Stored data entries
.....
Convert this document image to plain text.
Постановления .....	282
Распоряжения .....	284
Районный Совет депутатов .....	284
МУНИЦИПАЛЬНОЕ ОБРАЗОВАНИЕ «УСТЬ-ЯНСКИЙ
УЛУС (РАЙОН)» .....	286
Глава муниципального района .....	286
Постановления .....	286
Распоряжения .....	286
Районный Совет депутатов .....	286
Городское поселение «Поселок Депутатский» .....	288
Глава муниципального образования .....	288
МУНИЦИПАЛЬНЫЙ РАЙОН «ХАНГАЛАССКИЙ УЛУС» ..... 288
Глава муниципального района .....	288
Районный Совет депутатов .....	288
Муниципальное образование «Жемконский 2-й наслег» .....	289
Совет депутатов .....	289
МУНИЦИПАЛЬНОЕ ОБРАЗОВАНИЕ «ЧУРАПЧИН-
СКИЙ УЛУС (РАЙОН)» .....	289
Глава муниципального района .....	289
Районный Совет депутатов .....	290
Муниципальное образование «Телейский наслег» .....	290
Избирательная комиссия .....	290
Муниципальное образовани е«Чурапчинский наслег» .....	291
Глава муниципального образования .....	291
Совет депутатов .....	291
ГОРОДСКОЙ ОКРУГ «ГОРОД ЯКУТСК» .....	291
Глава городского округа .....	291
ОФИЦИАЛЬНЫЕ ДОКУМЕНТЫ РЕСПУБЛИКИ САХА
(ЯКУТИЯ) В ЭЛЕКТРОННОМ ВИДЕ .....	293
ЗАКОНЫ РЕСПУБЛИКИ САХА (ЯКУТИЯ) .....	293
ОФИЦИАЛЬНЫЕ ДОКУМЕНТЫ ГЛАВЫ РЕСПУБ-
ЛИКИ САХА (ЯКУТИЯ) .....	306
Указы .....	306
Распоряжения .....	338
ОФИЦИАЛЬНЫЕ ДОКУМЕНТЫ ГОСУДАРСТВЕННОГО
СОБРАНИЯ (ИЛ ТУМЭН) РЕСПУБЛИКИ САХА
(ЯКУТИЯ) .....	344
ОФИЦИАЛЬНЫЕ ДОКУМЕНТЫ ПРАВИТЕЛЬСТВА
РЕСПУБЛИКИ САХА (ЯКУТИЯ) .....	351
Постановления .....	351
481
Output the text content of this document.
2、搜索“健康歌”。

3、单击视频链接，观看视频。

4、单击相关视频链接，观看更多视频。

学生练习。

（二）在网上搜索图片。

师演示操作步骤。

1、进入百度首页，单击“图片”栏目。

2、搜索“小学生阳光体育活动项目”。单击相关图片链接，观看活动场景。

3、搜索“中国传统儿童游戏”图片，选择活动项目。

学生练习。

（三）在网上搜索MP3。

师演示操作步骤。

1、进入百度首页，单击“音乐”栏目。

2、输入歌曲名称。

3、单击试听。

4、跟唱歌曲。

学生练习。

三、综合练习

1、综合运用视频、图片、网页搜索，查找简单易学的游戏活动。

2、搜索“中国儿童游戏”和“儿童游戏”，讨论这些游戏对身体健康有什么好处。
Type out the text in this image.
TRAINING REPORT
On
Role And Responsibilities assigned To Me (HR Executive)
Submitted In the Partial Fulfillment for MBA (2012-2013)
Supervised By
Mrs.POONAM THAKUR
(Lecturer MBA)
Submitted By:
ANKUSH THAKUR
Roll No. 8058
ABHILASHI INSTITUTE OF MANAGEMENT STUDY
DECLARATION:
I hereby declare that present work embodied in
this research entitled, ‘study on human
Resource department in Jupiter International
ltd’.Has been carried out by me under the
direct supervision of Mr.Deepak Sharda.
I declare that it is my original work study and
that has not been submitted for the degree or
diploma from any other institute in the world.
.....
→ **Description of the task**
Extract the full listing and reproduce each line exactly.

→ **Task solution**
Convert this document image to plain text.
Постановления .....	282
Распоряжения .....	284
Районный Совет депутатов .....	284
МУНИЦИПАЛЬНОЕ ОБРАЗОВАНИЕ «УСТЬ-ЯНСКИЙ
УЛУС (РАЙОН)» .....	286
Глава муниципального района .....	286
Постановления .....	286
Распоряжения .....	286
Районный Совет депутатов .....	286
Городское поселение «Поселок Депутатский» .....	288
Глава муниципального образования .....	288
МУНИЦИПАЛЬНЫЙ РАЙОН «ХАНГАЛАССКИЙ УЛУС» ..... 288
Глава муниципального района .....	288
Районный Совет депутатов .....	288
Муниципальное образование «Жемконский 2-й наслег» .....	289
Совет депутатов .....	289
МУНИЦИПАЛЬНОЕ ОБРАЗОВАНИЕ «ЧУРАПЧИН-
СКИЙ УЛУС (РАЙОН)» .....	289
Глава муниципального района .....	289
Районный Совет депутатов .....	290
Муниципальное образование «Телейский наслег» .....	290
Избирательная комиссия .....	290
Муниципальное образовани е«Чурапчинский наслег» .....	291
Глава муниципального образования .....	291
Совет депутатов .....	291
ГОРОДСКОЙ ОКРУГ «ГОРОД ЯКУТСК» .....	291
Глава городского округа .....	291
ОФИЦИАЛЬНЫЕ ДОКУМЕНТЫ РЕСПУБЛИКИ САХА
(ЯКУТИЯ) В ЭЛЕКТРОННОМ ВИДЕ .....	293
ЗАКОНЫ РЕСПУБЛИКИ САХА (ЯКУТИЯ) .....	293
ОФИЦИАЛЬНЫЕ ДОКУМЕНТЫ ГЛАВЫ РЕСПУБ-
ЛИКИ САХА (ЯКУТИЯ) .....	306
Указы .....	306
Распоряжения .....	338
ОФИЦИАЛЬНЫЕ ДОКУМЕНТЫ ГОСУДАРСТВЕННОГО
СОБРАНИЯ (ИЛ ТУМЭН) РЕСПУБЛИКИ САХА
(ЯКУТИЯ) .....	344
ОФИЦИАЛЬНЫЕ ДОКУМЕНТЫ ПРАВИТЕЛЬСТВА
РЕСПУБЛИКИ САХА (ЯКУТИЯ) .....	351
Постановления .....	351
481
Output the text content of this document.
2、搜索“健康歌”。

3、单击视频链接，观看视频。

4、单击相关视频链接，观看更多视频。

学生练习。

（二）在网上搜索图片。

师演示操作步骤。

1、进入百度首页，单击“图片”栏目。

2、搜索“小学生阳光体育活动项目”。单击相关图片链接，观看活动场景。

3、搜索“中国传统儿童游戏”图片，选择活动项目。

学生练习。

（三）在网上搜索MP3。

师演示操作步骤。

1、进入百度首页，单击“音乐”栏目。

2、输入歌曲名称。

3、单击试听。

4、跟唱歌曲。

学生练习。

三、综合练习

1、综合运用视频、图片、网页搜索，查找简单易学的游戏活动。

2、搜索“中国儿童游戏”和“儿童游戏”，讨论这些游戏对身体健康有什么好处。
Type out the text in this image.
TRAINING REPORT
On
Role And Responsibilities assigned To Me (HR Executive)
Submitted In the Partial Fulfillment for MBA (2012-2013)
Supervised By
Mrs.POONAM THAKUR
(Lecturer MBA)
Submitted By:
ANKUSH THAKUR
Roll No. 8058
ABHILASHI INSTITUTE OF MANAGEMENT STUDY
DECLARATION:
I hereby declare that present work embodied in
this research entitled, ‘study on human
Resource department in Jupiter International
ltd’.Has been carried out by me under the
direct supervision of Mr.Deepak Sharda.
I declare that it is my original work study and
that has not been submitted for the degree or
diploma from any other institute in the world.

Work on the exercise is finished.